GOAL:
Copy all the data exactly, except the pictures.
::::::::::
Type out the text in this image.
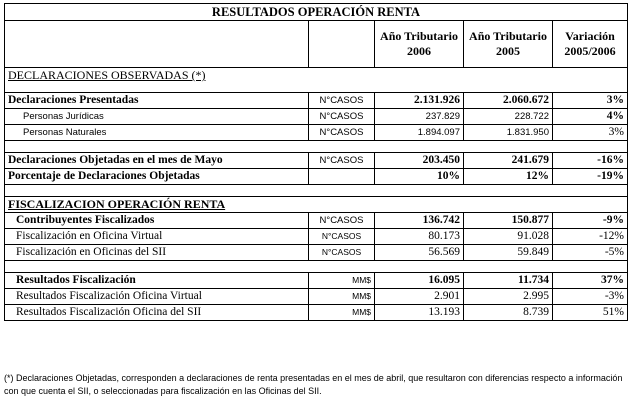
RESULTADOS OPERACIÓN RENTA				
		Año Tributario 2006	Año Tributario 2005	Variación 2005/2006
DECLARACIONES OBSERVADAS (*)				

Declaraciones Presentadas	N°CASOS	2.131.926	2.060.672	3%
Personas Jurídicas	N°CASOS	237.829	228.722	4%
Personas Naturales	N°CASOS	1.894.097	1.831.950	3%

Declaraciones Objetadas en el mes de Mayo	N°CASOS	203.450	241.679	-16%
Porcentaje de Declaraciones Objetadas		10%	12%	-19%

FISCALIZACION OPERACIÓN RENTA				
Contribuyentes Fiscalizados	N°CASOS	136.742	150.877	-9%
Fiscalización en Oficina Virtual	N°CASOS	80.173	91.028	-12%
Fiscalización en Oficinas del SII	N°CASOS	56.569	59.849	-5%

Resultados Fiscalización	MM$	16.095	11.734	37%
Resultados Fiscalización Oficina Virtual	MM$	2.901	2.995	-3%
Resultados Fiscalización Oficina del SII	MM$	13.193	8.739	51%
(*) Declaraciones Objetadas, corresponden a declaraciones de renta presentadas en el mes de abril, que resultaron con diferencias respecto a información con que cuenta el SII, o seleccionadas para fiscalización en las Oficinas del SII.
::::::::::
FULL RESPONSE:
Type out the text in this image.
RESULTADOS OPERACIÓN RENTA				
		Año Tributario 2006	Año Tributario 2005	Variación 2005/2006
DECLARACIONES OBSERVADAS (*)				

Declaraciones Presentadas	N°CASOS	2.131.926	2.060.672	3%
Personas Jurídicas	N°CASOS	237.829	228.722	4%
Personas Naturales	N°CASOS	1.894.097	1.831.950	3%

Declaraciones Objetadas en el mes de Mayo	N°CASOS	203.450	241.679	-16%
Porcentaje de Declaraciones Objetadas		10%	12%	-19%

FISCALIZACION OPERACIÓN RENTA				
Contribuyentes Fiscalizados	N°CASOS	136.742	150.877	-9%
Fiscalización en Oficina Virtual	N°CASOS	80.173	91.028	-12%
Fiscalización en Oficinas del SII	N°CASOS	56.569	59.849	-5%

Resultados Fiscalización	MM$	16.095	11.734	37%
Resultados Fiscalización Oficina Virtual	MM$	2.901	2.995	-3%
Resultados Fiscalización Oficina del SII	MM$	13.193	8.739	51%
(*) Declaraciones Objetadas, corresponden a declaraciones de renta presentadas en el mes de abril, que resultaron con diferencias respecto a información con que cuenta el SII, o seleccionadas para fiscalización en las Oficinas del SII.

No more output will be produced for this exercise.